■ Aim of the task:
Spot each line in the records below where the word "көмүскээһин" occurs, then copy it.
>> BEGIN Extracted data
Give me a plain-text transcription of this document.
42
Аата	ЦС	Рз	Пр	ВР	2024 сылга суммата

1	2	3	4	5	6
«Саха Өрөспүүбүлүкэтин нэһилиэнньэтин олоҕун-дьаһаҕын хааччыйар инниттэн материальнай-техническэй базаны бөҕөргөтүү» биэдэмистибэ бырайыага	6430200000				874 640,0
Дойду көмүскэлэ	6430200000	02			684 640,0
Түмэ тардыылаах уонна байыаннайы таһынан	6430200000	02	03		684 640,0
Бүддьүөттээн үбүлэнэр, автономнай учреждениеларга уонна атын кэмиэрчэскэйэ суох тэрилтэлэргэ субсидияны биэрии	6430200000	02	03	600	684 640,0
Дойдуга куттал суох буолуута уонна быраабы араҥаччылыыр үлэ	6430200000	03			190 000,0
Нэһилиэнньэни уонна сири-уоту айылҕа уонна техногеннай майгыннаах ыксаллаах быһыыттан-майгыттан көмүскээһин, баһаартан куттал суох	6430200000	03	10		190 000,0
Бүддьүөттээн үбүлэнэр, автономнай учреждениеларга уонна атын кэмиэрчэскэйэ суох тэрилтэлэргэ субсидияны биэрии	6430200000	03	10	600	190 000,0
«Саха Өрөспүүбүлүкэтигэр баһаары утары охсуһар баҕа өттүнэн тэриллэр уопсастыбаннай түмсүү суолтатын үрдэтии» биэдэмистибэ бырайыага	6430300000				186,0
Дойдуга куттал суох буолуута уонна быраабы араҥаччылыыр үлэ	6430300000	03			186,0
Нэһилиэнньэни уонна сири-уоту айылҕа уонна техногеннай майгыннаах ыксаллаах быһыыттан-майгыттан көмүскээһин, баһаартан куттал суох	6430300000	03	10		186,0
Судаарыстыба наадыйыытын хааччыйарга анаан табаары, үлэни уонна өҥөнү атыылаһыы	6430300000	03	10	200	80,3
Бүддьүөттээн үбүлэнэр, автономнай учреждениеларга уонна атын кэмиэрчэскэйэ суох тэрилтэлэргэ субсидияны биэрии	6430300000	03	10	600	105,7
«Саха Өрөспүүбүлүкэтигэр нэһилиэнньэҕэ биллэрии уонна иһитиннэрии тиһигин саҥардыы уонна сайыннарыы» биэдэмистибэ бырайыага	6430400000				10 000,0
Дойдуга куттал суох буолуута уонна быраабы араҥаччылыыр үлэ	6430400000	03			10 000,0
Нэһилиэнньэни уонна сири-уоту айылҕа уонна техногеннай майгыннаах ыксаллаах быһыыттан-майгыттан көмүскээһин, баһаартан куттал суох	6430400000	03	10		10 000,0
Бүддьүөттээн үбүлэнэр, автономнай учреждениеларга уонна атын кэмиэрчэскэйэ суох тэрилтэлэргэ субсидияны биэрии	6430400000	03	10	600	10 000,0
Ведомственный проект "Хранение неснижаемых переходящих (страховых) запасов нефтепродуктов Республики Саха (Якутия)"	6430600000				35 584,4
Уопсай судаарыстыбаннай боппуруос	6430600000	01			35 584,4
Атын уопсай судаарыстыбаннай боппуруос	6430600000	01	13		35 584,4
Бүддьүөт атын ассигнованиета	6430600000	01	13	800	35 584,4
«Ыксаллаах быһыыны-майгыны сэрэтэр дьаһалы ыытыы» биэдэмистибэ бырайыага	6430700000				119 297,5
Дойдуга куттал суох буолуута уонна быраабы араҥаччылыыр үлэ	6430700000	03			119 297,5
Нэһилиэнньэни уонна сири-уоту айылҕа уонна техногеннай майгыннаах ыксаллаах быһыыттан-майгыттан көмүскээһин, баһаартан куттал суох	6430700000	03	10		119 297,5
>> END Extracted data
■ Written reply:
Нэһилиэнньэни уонна сири-уоту айылҕа уонна техногеннай майгыннаах ыксаллаах быһыыттан-майгыттан көмүскээһин, баһаартан куттал суох	6430200000	03	10		190 000,0
Нэһилиэнньэни уонна сири-уоту айылҕа уонна техногеннай майгыннаах ыксаллаах быһыыттан-майгыттан көмүскээһин, баһаартан куттал суох	6430300000	03	10		186,0
Нэһилиэнньэни уонна сири-уоту айылҕа уонна техногеннай майгыннаах ыксаллаах быһыыттан-майгыттан көмүскээһин, баһаартан куттал суох	6430400000	03	10		10 000,0
Нэһилиэнньэни уонна сири-уоту айылҕа уонна техногеннай майгыннаах ыксаллаах быһыыттан-майгыттан көмүскээһин, баһаартан куттал суох	6430700000	03	10		119 297,5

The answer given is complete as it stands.